> **Lista de tarefas**:
**a.** No texto sobre descontos consignados em benefícios do INSS, como a lei qualifica a autorização dada pelo segurado?
**b.** Dê continuidade ao texto sobre a legitimidade do INSS nos descontos consignados, a partir do ponto em que ele termina.
---------- Trecho do texto ----------
Assim, os titulares de benefícios de aposentadoria e pensão do Regime Geral de Previdência Social podem autorizar o INSS a proceder aos descontos em seus benefícios dos valores referentes a pagamento de empréstimos, financiamentos e operações de arrendamento mercantil, quando previstos no contrato, nas condições estabelecidas, observadas as normas editadas pelo INSS, dispostas acima.
Analisando-se, portanto, a legitimidade passiva do INSS, há de se ressaltar o disposto no artigo 1º da Lei 10.953/2044, o qual torna imprescindível, para o desconto de prestações decorrentes de contrato entre o segurado e a instituição financeira, a autorização do segurado tanto para o INSS proceder aos descontos, como para a instituição financeira, no caso em tela a CEF, em que recebe o seu benefício, reter os valores referentes aos pagamentos mensais. Esta autorização é, por força de lei, irretratável e irrevogável.
Neste sentido, incabível o reconhecimento de ilegitimidade do INSS, porquanto responsável pela retenção dos valores autorizados pelo beneficiário e repasse à instituição financeira nas operações de desconto de empréstimos consignados, financiamentos e operações de arrendamento mercantil.
Refiro, a respeito, jurisprudência do Tribunal Regional Federal da 4ª Região:
ADMINISTRATIVO. DESCONTO INDEVIDO DE BENEFÍCIO PREVIDENCIÁRIO. CONTRATO BANCÁRIO FRAUDADO. RESPONSABILIDADE DA CEF E DO INSS. REPARAÇÃO DO DANO MORAL COMPROVADO. VALOR FIXADO EM R$ 5.000,00 A TÍTULO DE DANOS MORAIS, QUE SE MOSTRA COMPATÍVEL COM OS FATOS DA CAUSA E PROVAS DOS AUTOS. CONSECTÁRIOS LEGAIS ADEQUADAMENTE ESTIPULADOS. Sentença de parcial procedência mantida. Remessa necessária e apelações improvidas. (TRF4 5022198-51.2011.404.7100, QUARTA TURMA, Relator CANDIDO ALFREDO SILVA LEAL JUNIOR, juntado aos autos em 24/04/2017)
---------- Registros extraídos ----------
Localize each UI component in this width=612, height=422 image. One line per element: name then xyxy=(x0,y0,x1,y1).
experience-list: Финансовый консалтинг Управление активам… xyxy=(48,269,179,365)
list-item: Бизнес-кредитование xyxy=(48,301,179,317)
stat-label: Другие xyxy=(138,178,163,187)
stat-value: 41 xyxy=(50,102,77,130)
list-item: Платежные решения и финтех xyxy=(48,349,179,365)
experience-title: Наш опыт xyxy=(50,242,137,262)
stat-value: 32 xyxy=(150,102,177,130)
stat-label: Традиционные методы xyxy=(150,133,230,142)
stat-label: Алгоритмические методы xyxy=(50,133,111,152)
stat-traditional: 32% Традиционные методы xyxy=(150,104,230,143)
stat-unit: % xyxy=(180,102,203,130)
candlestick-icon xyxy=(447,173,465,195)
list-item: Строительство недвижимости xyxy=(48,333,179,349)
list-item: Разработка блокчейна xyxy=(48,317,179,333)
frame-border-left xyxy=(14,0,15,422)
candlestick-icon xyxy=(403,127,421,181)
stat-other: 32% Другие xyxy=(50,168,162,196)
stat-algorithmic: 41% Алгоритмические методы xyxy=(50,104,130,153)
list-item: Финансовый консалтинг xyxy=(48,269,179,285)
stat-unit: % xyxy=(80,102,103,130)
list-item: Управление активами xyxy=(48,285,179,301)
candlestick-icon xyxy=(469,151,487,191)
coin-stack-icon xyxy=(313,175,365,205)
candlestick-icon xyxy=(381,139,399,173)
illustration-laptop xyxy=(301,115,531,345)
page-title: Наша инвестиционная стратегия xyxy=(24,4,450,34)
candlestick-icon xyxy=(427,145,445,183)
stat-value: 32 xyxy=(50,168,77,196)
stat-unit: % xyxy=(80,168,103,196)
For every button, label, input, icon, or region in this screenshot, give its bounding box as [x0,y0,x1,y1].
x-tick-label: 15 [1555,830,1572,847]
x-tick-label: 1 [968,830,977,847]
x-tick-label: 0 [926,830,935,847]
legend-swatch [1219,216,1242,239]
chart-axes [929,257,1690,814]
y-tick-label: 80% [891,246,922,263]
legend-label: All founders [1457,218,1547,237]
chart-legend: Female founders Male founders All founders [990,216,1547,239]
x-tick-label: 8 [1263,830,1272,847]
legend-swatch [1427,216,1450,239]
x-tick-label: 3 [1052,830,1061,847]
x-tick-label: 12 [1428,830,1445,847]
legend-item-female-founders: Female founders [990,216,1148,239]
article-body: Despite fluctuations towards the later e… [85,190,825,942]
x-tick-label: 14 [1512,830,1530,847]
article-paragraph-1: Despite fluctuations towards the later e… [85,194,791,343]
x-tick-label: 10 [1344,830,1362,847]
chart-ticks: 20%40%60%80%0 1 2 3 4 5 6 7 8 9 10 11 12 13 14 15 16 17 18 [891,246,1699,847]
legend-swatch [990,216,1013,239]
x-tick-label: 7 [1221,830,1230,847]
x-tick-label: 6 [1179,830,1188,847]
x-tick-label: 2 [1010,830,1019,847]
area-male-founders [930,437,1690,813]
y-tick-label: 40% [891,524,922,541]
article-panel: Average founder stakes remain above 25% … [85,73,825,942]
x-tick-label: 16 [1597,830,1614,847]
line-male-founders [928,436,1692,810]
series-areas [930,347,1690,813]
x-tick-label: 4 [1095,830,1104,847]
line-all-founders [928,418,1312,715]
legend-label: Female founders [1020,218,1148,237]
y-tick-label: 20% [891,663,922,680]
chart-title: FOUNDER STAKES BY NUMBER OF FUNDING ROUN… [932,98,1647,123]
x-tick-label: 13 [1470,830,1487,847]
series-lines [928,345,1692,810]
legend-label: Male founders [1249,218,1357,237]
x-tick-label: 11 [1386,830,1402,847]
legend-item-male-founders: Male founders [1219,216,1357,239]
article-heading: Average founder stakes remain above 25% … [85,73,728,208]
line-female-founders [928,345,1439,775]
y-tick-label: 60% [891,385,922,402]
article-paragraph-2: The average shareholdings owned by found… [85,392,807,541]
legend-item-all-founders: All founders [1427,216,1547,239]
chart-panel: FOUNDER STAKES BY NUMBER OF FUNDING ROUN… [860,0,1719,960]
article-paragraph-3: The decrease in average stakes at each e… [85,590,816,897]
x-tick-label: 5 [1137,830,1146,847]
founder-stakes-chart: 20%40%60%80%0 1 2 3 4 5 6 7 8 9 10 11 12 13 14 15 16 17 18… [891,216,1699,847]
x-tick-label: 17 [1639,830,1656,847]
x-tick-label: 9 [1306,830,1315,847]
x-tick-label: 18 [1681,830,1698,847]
----------
> **Resultados das tarefas**:
**a.** Como irretratável e irrevogável.

**b.**
ADMINISTRATIVO. BENEFÍCIO PREVIDENCIÁRIO. EMPRÉSTIMO CONSIGNADO. DESCONTOS INDEVIDOS. INSS. FALHA NOS SERVIÇOS. RESPONSABILIDADE. INDENIZAÇÃO POR DANO MORAL. - Comprovado o evento danoso e o nexo causal, o INSS responde, juntamente com a instituição financeira, pelos descontos indevidos em benefício previdenciário causados por empréstimos consignados fraudulentos. - Há dano moral indenizável decorrente da falha na prestação do serviço previdenciário na hipótese de descontado de valor indevido em benefício previdenciário. (TRF4, AC 5005750-55.2015.404.7005, TERCEIRA TURMA, Relator RICARDO TEIXEIRA DO VALLE PEREIRA, juntado aos autos em 14/07/2016)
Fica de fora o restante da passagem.